### [Job]
Return every line of the listing below without any change.

Start of Record excerpts

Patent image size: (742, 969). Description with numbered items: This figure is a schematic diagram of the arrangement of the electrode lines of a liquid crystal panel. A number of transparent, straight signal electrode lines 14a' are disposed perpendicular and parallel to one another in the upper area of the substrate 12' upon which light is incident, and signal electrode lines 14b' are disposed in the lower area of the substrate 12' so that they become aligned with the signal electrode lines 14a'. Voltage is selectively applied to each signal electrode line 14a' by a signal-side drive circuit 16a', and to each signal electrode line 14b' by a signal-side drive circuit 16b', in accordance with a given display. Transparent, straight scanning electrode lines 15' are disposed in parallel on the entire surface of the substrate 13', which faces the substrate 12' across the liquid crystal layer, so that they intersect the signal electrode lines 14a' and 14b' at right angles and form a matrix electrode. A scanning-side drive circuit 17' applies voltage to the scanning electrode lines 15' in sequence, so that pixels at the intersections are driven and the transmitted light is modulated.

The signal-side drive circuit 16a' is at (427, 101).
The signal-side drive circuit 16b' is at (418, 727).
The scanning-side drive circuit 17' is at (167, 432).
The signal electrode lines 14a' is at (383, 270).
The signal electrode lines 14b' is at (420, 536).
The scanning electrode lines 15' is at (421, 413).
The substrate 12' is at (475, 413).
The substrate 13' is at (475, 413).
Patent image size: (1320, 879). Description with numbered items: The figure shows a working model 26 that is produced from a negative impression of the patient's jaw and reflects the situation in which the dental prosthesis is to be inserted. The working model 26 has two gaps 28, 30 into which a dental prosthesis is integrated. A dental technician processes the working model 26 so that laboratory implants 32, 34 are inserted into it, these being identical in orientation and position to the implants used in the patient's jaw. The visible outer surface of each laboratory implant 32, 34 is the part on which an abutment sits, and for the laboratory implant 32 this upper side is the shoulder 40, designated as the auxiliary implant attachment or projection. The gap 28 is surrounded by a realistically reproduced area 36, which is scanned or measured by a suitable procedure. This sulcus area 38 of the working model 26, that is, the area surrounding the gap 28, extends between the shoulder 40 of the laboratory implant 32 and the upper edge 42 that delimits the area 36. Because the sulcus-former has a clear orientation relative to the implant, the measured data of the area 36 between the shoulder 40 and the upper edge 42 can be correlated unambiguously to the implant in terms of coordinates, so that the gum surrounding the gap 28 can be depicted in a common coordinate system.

End of Record excerpts

### [Answer to this exercise]
Patent image size: (742, 969). Description with numbered items: This figure is a schematic diagram of the arrangement of the electrode lines of a liquid crystal panel. A number of transparent, straight signal electrode lines 14a' are disposed perpendicular and parallel to one another in the upper area of the substrate 12' upon which light is incident, and signal electrode lines 14b' are disposed in the lower area of the substrate 12' so that they become aligned with the signal electrode lines 14a'. Voltage is selectively applied to each signal electrode line 14a' by a signal-side drive circuit 16a', and to each signal electrode line 14b' by a signal-side drive circuit 16b', in accordance with a given display. Transparent, straight scanning electrode lines 15' are disposed in parallel on the entire surface of the substrate 13', which faces the substrate 12' across the liquid crystal layer, so that they intersect the signal electrode lines 14a' and 14b' at right angles and form a matrix electrode. A scanning-side drive circuit 17' applies voltage to the scanning electrode lines 15' in sequence, so that pixels at the intersections are driven and the transmitted light is modulated.

The signal-side drive circuit 16a' is at (427, 101).
The signal-side drive circuit 16b' is at (418, 727).
The scanning-side drive circuit 17' is at (167, 432).
The signal electrode lines 14a' is at (383, 270).
The signal electrode lines 14b' is at (420, 536).
The scanning electrode lines 15' is at (421, 413).
The substrate 12' is at (475, 413).
The substrate 13' is at (475, 413).
Patent image size: (1320, 879). Description with numbered items: The figure shows a working model 26 that is produced from a negative impression of the patient's jaw and reflects the situation in which the dental prosthesis is to be inserted. The working model 26 has two gaps 28, 30 into which a dental prosthesis is integrated. A dental technician processes the working model 26 so that laboratory implants 32, 34 are inserted into it, these being identical in orientation and position to the implants used in the patient's jaw. The visible outer surface of each laboratory implant 32, 34 is the part on which an abutment sits, and for the laboratory implant 32 this upper side is the shoulder 40, designated as the auxiliary implant attachment or projection. The gap 28 is surrounded by a realistically reproduced area 36, which is scanned or measured by a suitable procedure. This sulcus area 38 of the working model 26, that is, the area surrounding the gap 28, extends between the shoulder 40 of the laboratory implant 32 and the upper edge 42 that delimits the area 36. Because the sulcus-former has a clear orientation relative to the implant, the measured data of the area 36 between the shoulder 40 and the upper edge 42 can be correlated unambiguously to the implant in terms of coordinates, so that the gum surrounding the gap 28 can be depicted in a common coordinate system.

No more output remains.